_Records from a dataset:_
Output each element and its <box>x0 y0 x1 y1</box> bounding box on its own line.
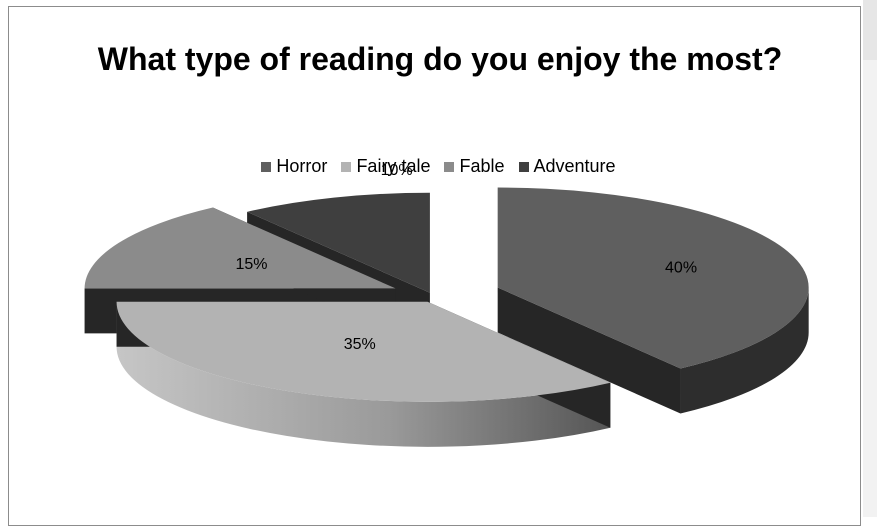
chart-title: What type of reading do you enjoy the mo… <box>97 41 783 77</box>
legend-swatch-fairy-tale <box>341 161 352 172</box>
legend-item-horror: Horror <box>261 156 327 177</box>
window-edge-strip-top <box>863 0 877 60</box>
legend-label-horror: Horror <box>276 156 328 176</box>
legend-label-adventure: Adventure <box>533 156 616 176</box>
pie-data-labels: 40% 35% 15% 10% <box>235 162 697 353</box>
data-label-adventure: 10% <box>381 162 413 179</box>
data-label-fable: 15% <box>235 256 267 273</box>
legend-item-adventure: Adventure <box>518 156 616 177</box>
data-label-fairy-tale: 35% <box>344 336 376 353</box>
pie-slice-horror <box>497 187 809 414</box>
window-edge-strip <box>863 0 877 517</box>
legend-swatch-adventure <box>518 161 529 172</box>
pie-slices <box>84 187 809 447</box>
pie-slice-fairy-tale <box>116 301 611 447</box>
legend-label-fairy-tale: Fairy tale <box>356 156 431 176</box>
legend-item-fable: Fable <box>444 156 505 177</box>
data-label-horror: 40% <box>665 260 697 277</box>
legend-item-fairy-tale: Fairy tale <box>341 156 430 177</box>
legend-label-fable: Fable <box>459 156 505 176</box>
legend-swatch-fable <box>444 161 455 172</box>
chart-legend: Horror Fairy tale Fable Adventure <box>0 156 877 177</box>
legend-swatch-horror <box>261 161 272 172</box>
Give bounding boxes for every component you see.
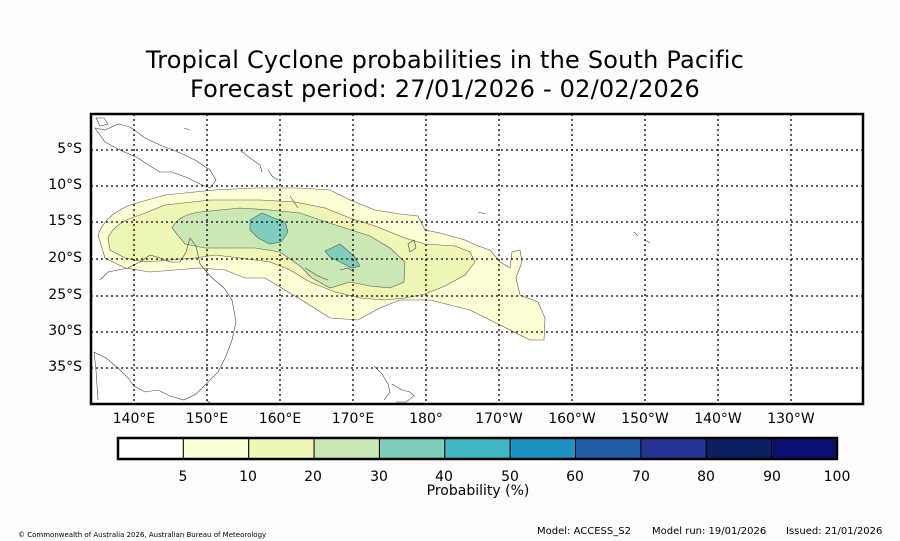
lat-label-15s: 15°S (48, 213, 82, 229)
colorbar-swatch-6 (509, 437, 577, 460)
lon-label-160e: 160°E (258, 411, 302, 427)
copyright-text: © Commonwealth of Australia 2026, Austra… (18, 531, 267, 539)
colorbar-swatch-9 (705, 437, 773, 460)
colorbar-tick-60: 60 (566, 469, 584, 485)
lon-label-180: 180° (409, 411, 443, 427)
lat-label-35s: 35°S (48, 359, 82, 375)
colorbar-swatch-8 (640, 437, 707, 460)
map-title: Tropical Cyclone probabilities in the So… (145, 46, 745, 74)
prob-region-30-40 (249, 212, 289, 245)
lon-label-150w: 150°W (621, 411, 669, 427)
colorbar-tick-100: 100 (823, 469, 851, 485)
colorbar-swatch-0 (117, 437, 184, 460)
colorbar-swatch-3 (313, 437, 380, 460)
colorbar-tick-20: 20 (304, 469, 322, 485)
colorbar-tick-40: 40 (435, 469, 453, 485)
map-frame (89, 112, 865, 406)
colorbar-swatch-7 (575, 437, 642, 460)
colorbar-label: Probability (%) (426, 483, 530, 499)
colorbar-swatch-5 (444, 437, 511, 460)
lon-label-130w: 130°W (767, 411, 815, 427)
lon-label-170w: 170°W (475, 411, 523, 427)
lon-label-140w: 140°W (694, 411, 742, 427)
colorbar-tick-30: 30 (370, 469, 388, 485)
colorbar-tick-80: 80 (697, 469, 715, 485)
colorbar-swatch-1 (182, 437, 250, 460)
colorbar (116, 436, 839, 461)
lat-label-10s: 10°S (48, 177, 82, 193)
colorbar-tick-10: 10 (239, 469, 257, 485)
lon-label-170e: 170°E (331, 411, 375, 427)
colorbar-swatch-4 (378, 437, 446, 460)
model-name: Model: ACCESS_S2 (537, 526, 631, 537)
colorbar-tick-50: 50 (501, 469, 519, 485)
lat-label-30s: 30°S (48, 323, 82, 339)
forecast-period: Forecast period: 27/01/2026 - 02/02/2026 (190, 75, 700, 103)
colorbar-tick-90: 90 (763, 469, 781, 485)
colorbar-frame (116, 436, 839, 461)
prob-region-20-30 (171, 207, 406, 289)
lon-label-140e: 140°E (112, 411, 156, 427)
coastlines (93, 117, 651, 404)
colorbar-swatch-2 (248, 437, 315, 460)
lat-label-25s: 25°S (48, 287, 82, 303)
lat-label-20s: 20°S (48, 250, 82, 266)
colorbar-swatch-10 (771, 437, 838, 460)
lon-label-150e: 150°E (185, 411, 229, 427)
colorbar-tick-5: 5 (178, 469, 188, 485)
colorbar-tick-70: 70 (632, 469, 650, 485)
lon-label-160w: 160°W (548, 411, 596, 427)
map-grid (91, 114, 863, 404)
lat-label-5s: 5°S (57, 141, 82, 157)
issued-date: Issued: 21/01/2026 (786, 526, 883, 537)
prob-region-30-40-east (324, 243, 361, 269)
model-run-date: Model run: 19/01/2026 (652, 526, 767, 537)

_GOAL:_ Duplicate the listing above line for line, covering all of it but leaving out the pictures.

_SOLVED EXERCISE:_
Output each element and its <box>x0 y0 x1 y1</box> bounding box on its own line.
chart-title: What type of reading do you enjoy the mo… <box>97 41 783 77</box>
legend-swatch-fairy-tale <box>341 161 352 172</box>
legend-item-horror: Horror <box>261 156 327 177</box>
window-edge-strip-top <box>863 0 877 60</box>
legend-label-horror: Horror <box>276 156 328 176</box>
legend-label-adventure: Adventure <box>533 156 616 176</box>
pie-data-labels: 40% 35% 15% 10% <box>235 162 697 353</box>
data-label-adventure: 10% <box>381 162 413 179</box>
data-label-fable: 15% <box>235 256 267 273</box>
legend-item-adventure: Adventure <box>518 156 616 177</box>
data-label-fairy-tale: 35% <box>344 336 376 353</box>
pie-slice-horror <box>497 187 809 414</box>
window-edge-strip <box>863 0 877 517</box>
legend-swatch-adventure <box>518 161 529 172</box>
pie-slices <box>84 187 809 447</box>
pie-slice-fairy-tale <box>116 301 611 447</box>
legend-label-fairy-tale: Fairy tale <box>356 156 431 176</box>
legend-item-fable: Fable <box>444 156 505 177</box>
data-label-horror: 40% <box>665 260 697 277</box>
legend-item-fairy-tale: Fairy tale <box>341 156 430 177</box>
legend-label-fable: Fable <box>459 156 505 176</box>
legend-swatch-fable <box>444 161 455 172</box>
chart-legend: Horror Fairy tale Fable Adventure <box>0 156 877 177</box>
legend-swatch-horror <box>261 161 272 172</box>
Give bounding boxes for every component you see.
lat-label-15s: 15°S (48, 213, 82, 229)
colorbar-swatch-6 (509, 437, 577, 460)
lon-label-160e: 160°E (258, 411, 302, 427)
copyright-text: © Commonwealth of Australia 2026, Austra… (18, 531, 267, 539)
colorbar-swatch-9 (705, 437, 773, 460)
colorbar-tick-60: 60 (566, 469, 584, 485)
lon-label-180: 180° (409, 411, 443, 427)
lat-label-35s: 35°S (48, 359, 82, 375)
colorbar-swatch-8 (640, 437, 707, 460)
map-title: Tropical Cyclone probabilities in the So… (145, 46, 745, 74)
prob-region-30-40 (249, 212, 289, 245)
lon-label-150w: 150°W (621, 411, 669, 427)
colorbar-tick-100: 100 (823, 469, 851, 485)
colorbar-swatch-0 (117, 437, 184, 460)
colorbar-swatch-3 (313, 437, 380, 460)
colorbar-tick-20: 20 (304, 469, 322, 485)
colorbar-tick-40: 40 (435, 469, 453, 485)
map-frame (89, 112, 865, 406)
colorbar-swatch-7 (575, 437, 642, 460)
colorbar-label: Probability (%) (426, 483, 530, 499)
colorbar-swatch-5 (444, 437, 511, 460)
lon-label-130w: 130°W (767, 411, 815, 427)
lon-label-170w: 170°W (475, 411, 523, 427)
lon-label-140w: 140°W (694, 411, 742, 427)
colorbar-tick-30: 30 (370, 469, 388, 485)
colorbar-tick-80: 80 (697, 469, 715, 485)
colorbar-swatch-1 (182, 437, 250, 460)
colorbar (116, 436, 839, 461)
lat-label-10s: 10°S (48, 177, 82, 193)
colorbar-tick-10: 10 (239, 469, 257, 485)
lon-label-170e: 170°E (331, 411, 375, 427)
colorbar-swatch-4 (378, 437, 446, 460)
model-name: Model: ACCESS_S2 (537, 526, 631, 537)
colorbar-tick-50: 50 (501, 469, 519, 485)
lat-label-30s: 30°S (48, 323, 82, 339)
forecast-period: Forecast period: 27/01/2026 - 02/02/2026 (190, 75, 700, 103)
colorbar-tick-90: 90 (763, 469, 781, 485)
colorbar-frame (116, 436, 839, 461)
prob-region-20-30 (171, 207, 406, 289)
lon-label-140e: 140°E (112, 411, 156, 427)
coastlines (93, 117, 651, 404)
colorbar-swatch-2 (248, 437, 315, 460)
lat-label-25s: 25°S (48, 287, 82, 303)
lat-label-20s: 20°S (48, 250, 82, 266)
colorbar-swatch-10 (771, 437, 838, 460)
lon-label-150e: 150°E (185, 411, 229, 427)
colorbar-tick-5: 5 (178, 469, 188, 485)
colorbar-tick-70: 70 (632, 469, 650, 485)
lon-label-160w: 160°W (548, 411, 596, 427)
map-grid (91, 114, 863, 404)
lat-label-5s: 5°S (57, 141, 82, 157)
issued-date: Issued: 21/01/2026 (786, 526, 883, 537)
prob-region-30-40-east (324, 243, 361, 269)
model-run-date: Model run: 19/01/2026 (652, 526, 767, 537)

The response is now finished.